— start Given information —

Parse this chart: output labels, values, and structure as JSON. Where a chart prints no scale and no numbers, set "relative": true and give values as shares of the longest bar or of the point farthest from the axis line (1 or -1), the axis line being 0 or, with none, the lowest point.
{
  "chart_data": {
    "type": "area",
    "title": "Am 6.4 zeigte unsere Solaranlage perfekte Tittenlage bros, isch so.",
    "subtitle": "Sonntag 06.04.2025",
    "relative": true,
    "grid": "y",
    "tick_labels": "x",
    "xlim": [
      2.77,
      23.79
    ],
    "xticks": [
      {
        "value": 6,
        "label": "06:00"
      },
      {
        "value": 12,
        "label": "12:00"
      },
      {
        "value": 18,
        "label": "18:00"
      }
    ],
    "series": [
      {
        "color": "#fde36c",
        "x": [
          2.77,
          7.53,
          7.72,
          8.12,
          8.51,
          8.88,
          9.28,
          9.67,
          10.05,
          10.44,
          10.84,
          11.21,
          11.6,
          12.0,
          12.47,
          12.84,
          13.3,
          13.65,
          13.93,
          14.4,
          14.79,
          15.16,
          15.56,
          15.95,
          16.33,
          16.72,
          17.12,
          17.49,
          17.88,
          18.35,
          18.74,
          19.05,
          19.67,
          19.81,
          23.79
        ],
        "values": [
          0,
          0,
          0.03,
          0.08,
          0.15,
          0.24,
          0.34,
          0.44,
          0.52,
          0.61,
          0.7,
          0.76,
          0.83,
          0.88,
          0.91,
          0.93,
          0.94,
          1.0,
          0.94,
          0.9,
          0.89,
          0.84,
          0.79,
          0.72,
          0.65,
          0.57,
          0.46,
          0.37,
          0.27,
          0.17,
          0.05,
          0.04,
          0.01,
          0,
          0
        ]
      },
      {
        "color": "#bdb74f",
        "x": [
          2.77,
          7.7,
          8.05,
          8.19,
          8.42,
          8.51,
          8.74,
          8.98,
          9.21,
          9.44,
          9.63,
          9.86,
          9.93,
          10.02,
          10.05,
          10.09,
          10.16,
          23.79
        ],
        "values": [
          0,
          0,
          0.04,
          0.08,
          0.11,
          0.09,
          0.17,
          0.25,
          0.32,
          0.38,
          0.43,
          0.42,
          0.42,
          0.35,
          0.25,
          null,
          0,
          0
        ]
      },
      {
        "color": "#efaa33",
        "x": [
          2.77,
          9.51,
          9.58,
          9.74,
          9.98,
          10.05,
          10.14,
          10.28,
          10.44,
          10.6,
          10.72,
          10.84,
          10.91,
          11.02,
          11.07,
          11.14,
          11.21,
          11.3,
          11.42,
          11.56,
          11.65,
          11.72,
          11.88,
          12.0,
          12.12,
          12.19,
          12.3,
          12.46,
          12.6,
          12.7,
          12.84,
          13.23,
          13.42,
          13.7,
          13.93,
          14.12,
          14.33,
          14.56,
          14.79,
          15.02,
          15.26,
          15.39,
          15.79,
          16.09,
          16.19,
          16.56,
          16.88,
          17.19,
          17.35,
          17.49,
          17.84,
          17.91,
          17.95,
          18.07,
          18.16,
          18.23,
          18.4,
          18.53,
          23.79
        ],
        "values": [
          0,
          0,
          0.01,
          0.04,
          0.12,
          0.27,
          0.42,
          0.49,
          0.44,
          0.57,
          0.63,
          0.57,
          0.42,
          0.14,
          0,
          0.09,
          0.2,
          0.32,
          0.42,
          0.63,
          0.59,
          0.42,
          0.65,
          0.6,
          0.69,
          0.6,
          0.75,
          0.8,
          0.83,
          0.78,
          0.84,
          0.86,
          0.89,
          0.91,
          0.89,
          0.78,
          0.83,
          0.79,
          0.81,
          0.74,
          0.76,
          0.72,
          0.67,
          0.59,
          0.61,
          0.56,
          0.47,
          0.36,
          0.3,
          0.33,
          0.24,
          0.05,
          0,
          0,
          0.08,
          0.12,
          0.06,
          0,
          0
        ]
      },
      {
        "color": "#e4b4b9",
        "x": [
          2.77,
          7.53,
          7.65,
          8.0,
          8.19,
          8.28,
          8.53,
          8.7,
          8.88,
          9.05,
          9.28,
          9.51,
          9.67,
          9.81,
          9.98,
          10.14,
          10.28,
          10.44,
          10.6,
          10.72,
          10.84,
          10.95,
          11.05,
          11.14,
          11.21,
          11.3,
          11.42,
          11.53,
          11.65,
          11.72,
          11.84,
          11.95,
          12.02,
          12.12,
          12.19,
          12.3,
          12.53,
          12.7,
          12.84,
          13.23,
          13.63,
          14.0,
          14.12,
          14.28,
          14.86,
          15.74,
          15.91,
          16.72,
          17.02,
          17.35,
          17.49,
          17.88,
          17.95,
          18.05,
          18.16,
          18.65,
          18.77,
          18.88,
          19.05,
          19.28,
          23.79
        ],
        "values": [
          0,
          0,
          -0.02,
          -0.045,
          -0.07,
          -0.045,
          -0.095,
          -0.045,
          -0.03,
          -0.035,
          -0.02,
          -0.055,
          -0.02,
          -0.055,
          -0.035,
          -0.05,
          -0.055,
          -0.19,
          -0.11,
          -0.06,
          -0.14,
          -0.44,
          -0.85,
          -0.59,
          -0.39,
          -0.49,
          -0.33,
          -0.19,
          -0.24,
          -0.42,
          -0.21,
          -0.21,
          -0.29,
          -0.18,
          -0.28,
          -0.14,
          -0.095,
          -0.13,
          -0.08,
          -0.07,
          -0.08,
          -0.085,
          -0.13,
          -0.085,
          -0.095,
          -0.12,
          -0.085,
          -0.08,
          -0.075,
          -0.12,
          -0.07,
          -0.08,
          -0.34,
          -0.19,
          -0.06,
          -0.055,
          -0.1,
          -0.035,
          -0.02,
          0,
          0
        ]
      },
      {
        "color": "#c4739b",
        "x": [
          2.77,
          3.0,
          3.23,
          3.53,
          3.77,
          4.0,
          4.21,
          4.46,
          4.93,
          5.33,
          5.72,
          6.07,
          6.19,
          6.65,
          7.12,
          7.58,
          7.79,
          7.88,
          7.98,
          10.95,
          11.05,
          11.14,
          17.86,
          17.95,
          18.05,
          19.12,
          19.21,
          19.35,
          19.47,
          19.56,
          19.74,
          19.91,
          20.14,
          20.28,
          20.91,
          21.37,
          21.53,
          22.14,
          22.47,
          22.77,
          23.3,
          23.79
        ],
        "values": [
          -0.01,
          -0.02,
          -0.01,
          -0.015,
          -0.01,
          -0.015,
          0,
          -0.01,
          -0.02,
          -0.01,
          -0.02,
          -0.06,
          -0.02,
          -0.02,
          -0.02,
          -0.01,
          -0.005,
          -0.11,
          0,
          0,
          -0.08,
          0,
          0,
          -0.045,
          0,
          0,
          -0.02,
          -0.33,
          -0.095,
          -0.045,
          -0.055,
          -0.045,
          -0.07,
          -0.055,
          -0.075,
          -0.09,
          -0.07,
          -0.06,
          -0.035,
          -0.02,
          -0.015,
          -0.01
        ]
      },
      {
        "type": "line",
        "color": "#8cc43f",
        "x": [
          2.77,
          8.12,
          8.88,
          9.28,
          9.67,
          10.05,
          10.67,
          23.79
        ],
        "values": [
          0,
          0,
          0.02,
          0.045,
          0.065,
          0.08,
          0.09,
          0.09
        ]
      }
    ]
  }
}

— end Given information —

* **Exercise brief**
Repeat every line of the records above exactly.

* **Task output**
Parse this chart: output labels, values, and structure as JSON. Where a chart prints no scale and no numbers, set "relative": true and give values as shares of the longest bar or of the point farthest from the axis line (1 or -1), the axis line being 0 or, with none, the lowest point.
{
  "chart_data": {
    "type": "area",
    "title": "Am 6.4 zeigte unsere Solaranlage perfekte Tittenlage bros, isch so.",
    "subtitle": "Sonntag 06.04.2025",
    "relative": true,
    "grid": "y",
    "tick_labels": "x",
    "xlim": [
      2.77,
      23.79
    ],
    "xticks": [
      {
        "value": 6,
        "label": "06:00"
      },
      {
        "value": 12,
        "label": "12:00"
      },
      {
        "value": 18,
        "label": "18:00"
      }
    ],
    "series": [
      {
        "color": "#fde36c",
        "x": [
          2.77,
          7.53,
          7.72,
          8.12,
          8.51,
          8.88,
          9.28,
          9.67,
          10.05,
          10.44,
          10.84,
          11.21,
          11.6,
          12.0,
          12.47,
          12.84,
          13.3,
          13.65,
          13.93,
          14.4,
          14.79,
          15.16,
          15.56,
          15.95,
          16.33,
          16.72,
          17.12,
          17.49,
          17.88,
          18.35,
          18.74,
          19.05,
          19.67,
          19.81,
          23.79
        ],
        "values": [
          0,
          0,
          0.03,
          0.08,
          0.15,
          0.24,
          0.34,
          0.44,
          0.52,
          0.61,
          0.7,
          0.76,
          0.83,
          0.88,
          0.91,
          0.93,
          0.94,
          1.0,
          0.94,
          0.9,
          0.89,
          0.84,
          0.79,
          0.72,
          0.65,
          0.57,
          0.46,
          0.37,
          0.27,
          0.17,
          0.05,
          0.04,
          0.01,
          0,
          0
        ]
      },
      {
        "color": "#bdb74f",
        "x": [
          2.77,
          7.7,
          8.05,
          8.19,
          8.42,
          8.51,
          8.74,
          8.98,
          9.21,
          9.44,
          9.63,
          9.86,
          9.93,
          10.02,
          10.05,
          10.09,
          10.16,
          23.79
        ],
        "values": [
          0,
          0,
          0.04,
          0.08,
          0.11,
          0.09,
          0.17,
          0.25,
          0.32,
          0.38,
          0.43,
          0.42,
          0.42,
          0.35,
          0.25,
          null,
          0,
          0
        ]
      },
      {
        "color": "#efaa33",
        "x": [
          2.77,
          9.51,
          9.58,
          9.74,
          9.98,
          10.05,
          10.14,
          10.28,
          10.44,
          10.6,
          10.72,
          10.84,
          10.91,
          11.02,
          11.07,
          11.14,
          11.21,
          11.3,
          11.42,
          11.56,
          11.65,
          11.72,
          11.88,
          12.0,
          12.12,
          12.19,
          12.3,
          12.46,
          12.6,
          12.7,
          12.84,
          13.23,
          13.42,
          13.7,
          13.93,
          14.12,
          14.33,
          14.56,
          14.79,
          15.02,
          15.26,
          15.39,
          15.79,
          16.09,
          16.19,
          16.56,
          16.88,
          17.19,
          17.35,
          17.49,
          17.84,
          17.91,
          17.95,
          18.07,
          18.16,
          18.23,
          18.4,
          18.53,
          23.79
        ],
        "values": [
          0,
          0,
          0.01,
          0.04,
          0.12,
          0.27,
          0.42,
          0.49,
          0.44,
          0.57,
          0.63,
          0.57,
          0.42,
          0.14,
          0,
          0.09,
          0.2,
          0.32,
          0.42,
          0.63,
          0.59,
          0.42,
          0.65,
          0.6,
          0.69,
          0.6,
          0.75,
          0.8,
          0.83,
          0.78,
          0.84,
          0.86,
          0.89,
          0.91,
          0.89,
          0.78,
          0.83,
          0.79,
          0.81,
          0.74,
          0.76,
          0.72,
          0.67,
          0.59,
          0.61,
          0.56,
          0.47,
          0.36,
          0.3,
          0.33,
          0.24,
          0.05,
          0,
          0,
          0.08,
          0.12,
          0.06,
          0,
          0
        ]
      },
      {
        "color": "#e4b4b9",
        "x": [
          2.77,
          7.53,
          7.65,
          8.0,
          8.19,
          8.28,
          8.53,
          8.7,
          8.88,
          9.05,
          9.28,
          9.51,
          9.67,
          9.81,
          9.98,
          10.14,
          10.28,
          10.44,
          10.6,
          10.72,
          10.84,
          10.95,
          11.05,
          11.14,
          11.21,
          11.3,
          11.42,
          11.53,
          11.65,
          11.72,
          11.84,
          11.95,
          12.02,
          12.12,
          12.19,
          12.3,
          12.53,
          12.7,
          12.84,
          13.23,
          13.63,
          14.0,
          14.12,
          14.28,
          14.86,
          15.74,
          15.91,
          16.72,
          17.02,
          17.35,
          17.49,
          17.88,
          17.95,
          18.05,
          18.16,
          18.65,
          18.77,
          18.88,
          19.05,
          19.28,
          23.79
        ],
        "values": [
          0,
          0,
          -0.02,
          -0.045,
          -0.07,
          -0.045,
          -0.095,
          -0.045,
          -0.03,
          -0.035,
          -0.02,
          -0.055,
          -0.02,
          -0.055,
          -0.035,
          -0.05,
          -0.055,
          -0.19,
          -0.11,
          -0.06,
          -0.14,
          -0.44,
          -0.85,
          -0.59,
          -0.39,
          -0.49,
          -0.33,
          -0.19,
          -0.24,
          -0.42,
          -0.21,
          -0.21,
          -0.29,
          -0.18,
          -0.28,
          -0.14,
          -0.095,
          -0.13,
          -0.08,
          -0.07,
          -0.08,
          -0.085,
          -0.13,
          -0.085,
          -0.095,
          -0.12,
          -0.085,
          -0.08,
          -0.075,
          -0.12,
          -0.07,
          -0.08,
          -0.34,
          -0.19,
          -0.06,
          -0.055,
          -0.1,
          -0.035,
          -0.02,
          0,
          0
        ]
      },
      {
        "color": "#c4739b",
        "x": [
          2.77,
          3.0,
          3.23,
          3.53,
          3.77,
          4.0,
          4.21,
          4.46,
          4.93,
          5.33,
          5.72,
          6.07,
          6.19,
          6.65,
          7.12,
          7.58,
          7.79,
          7.88,
          7.98,
          10.95,
          11.05,
          11.14,
          17.86,
          17.95,
          18.05,
          19.12,
          19.21,
          19.35,
          19.47,
          19.56,
          19.74,
          19.91,
          20.14,
          20.28,
          20.91,
          21.37,
          21.53,
          22.14,
          22.47,
          22.77,
          23.3,
          23.79
        ],
        "values": [
          -0.01,
          -0.02,
          -0.01,
          -0.015,
          -0.01,
          -0.015,
          0,
          -0.01,
          -0.02,
          -0.01,
          -0.02,
          -0.06,
          -0.02,
          -0.02,
          -0.02,
          -0.01,
          -0.005,
          -0.11,
          0,
          0,
          -0.08,
          0,
          0,
          -0.045,
          0,
          0,
          -0.02,
          -0.33,
          -0.095,
          -0.045,
          -0.055,
          -0.045,
          -0.07,
          -0.055,
          -0.075,
          -0.09,
          -0.07,
          -0.06,
          -0.035,
          -0.02,
          -0.015,
          -0.01
        ]
      },
      {
        "type": "line",
        "color": "#8cc43f",
        "x": [
          2.77,
          8.12,
          8.88,
          9.28,
          9.67,
          10.05,
          10.67,
          23.79
        ],
        "values": [
          0,
          0,
          0.02,
          0.045,
          0.065,
          0.08,
          0.09,
          0.09
        ]
      }
    ]
  }
}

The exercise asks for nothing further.